DIRECTIONS: Quote all entries exactly, leaving pictures aside.

DATA SUPPLIED:
— START —

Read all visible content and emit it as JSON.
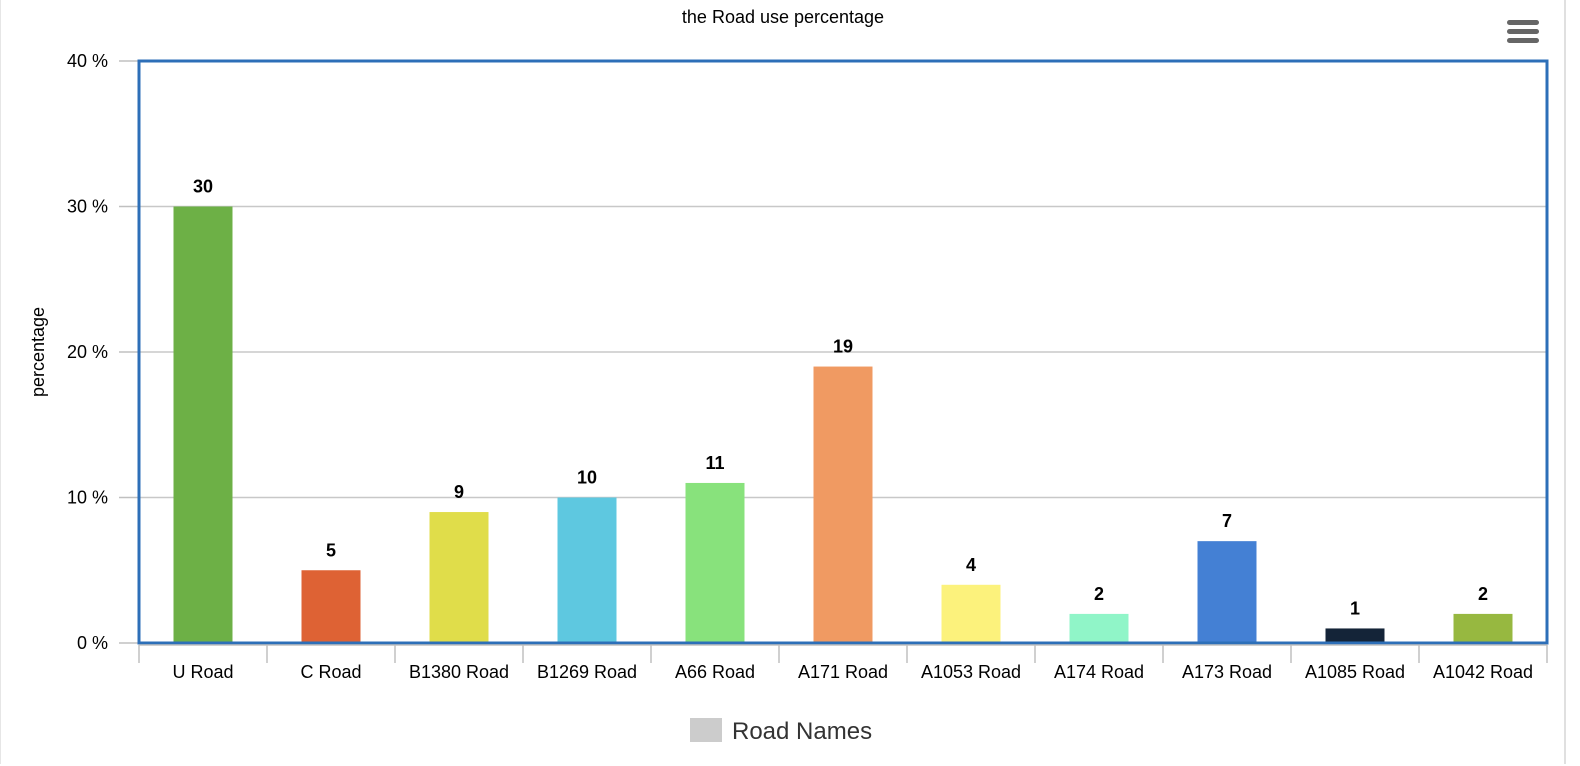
{
  "chart_data": {
    "type": "bar",
    "title": "the Road use percentage",
    "ylabel": "percentage",
    "xlabel": "",
    "ylim": [
      0,
      40
    ],
    "yticks": [
      0,
      10,
      20,
      30,
      40
    ],
    "ytick_labels": [
      "0 %",
      "10 %",
      "20 %",
      "30 %",
      "40 %"
    ],
    "grid": true,
    "legend_position": "bottom-center",
    "legend": [
      {
        "name": "Road Names",
        "color": "#cccccc"
      }
    ],
    "categories": [
      "U Road",
      "C Road",
      "B1380 Road",
      "B1269 Road",
      "A66 Road",
      "A171 Road",
      "A1053 Road",
      "A174 Road",
      "A173 Road",
      "A1085 Road",
      "A1042 Road"
    ],
    "values": [
      30,
      5,
      9,
      10,
      11,
      19,
      4,
      2,
      7,
      1,
      2
    ],
    "colors": [
      "#6db046",
      "#de6234",
      "#e0dd4a",
      "#5ec8e0",
      "#88e27c",
      "#f09a62",
      "#fcf27c",
      "#90f5c8",
      "#4480d4",
      "#142438",
      "#97b840"
    ],
    "plot_border_color": "#2d6fb8"
  },
  "menu": {
    "icon": "hamburger-menu-icon"
  }
}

— END —

TASK RESPONSE:
Read all visible content and emit it as JSON.
{
  "chart_data": {
    "type": "bar",
    "title": "the Road use percentage",
    "ylabel": "percentage",
    "xlabel": "",
    "ylim": [
      0,
      40
    ],
    "yticks": [
      0,
      10,
      20,
      30,
      40
    ],
    "ytick_labels": [
      "0 %",
      "10 %",
      "20 %",
      "30 %",
      "40 %"
    ],
    "grid": true,
    "legend_position": "bottom-center",
    "legend": [
      {
        "name": "Road Names",
        "color": "#cccccc"
      }
    ],
    "categories": [
      "U Road",
      "C Road",
      "B1380 Road",
      "B1269 Road",
      "A66 Road",
      "A171 Road",
      "A1053 Road",
      "A174 Road",
      "A173 Road",
      "A1085 Road",
      "A1042 Road"
    ],
    "values": [
      30,
      5,
      9,
      10,
      11,
      19,
      4,
      2,
      7,
      1,
      2
    ],
    "colors": [
      "#6db046",
      "#de6234",
      "#e0dd4a",
      "#5ec8e0",
      "#88e27c",
      "#f09a62",
      "#fcf27c",
      "#90f5c8",
      "#4480d4",
      "#142438",
      "#97b840"
    ],
    "plot_border_color": "#2d6fb8"
  },
  "menu": {
    "icon": "hamburger-menu-icon"
  }
}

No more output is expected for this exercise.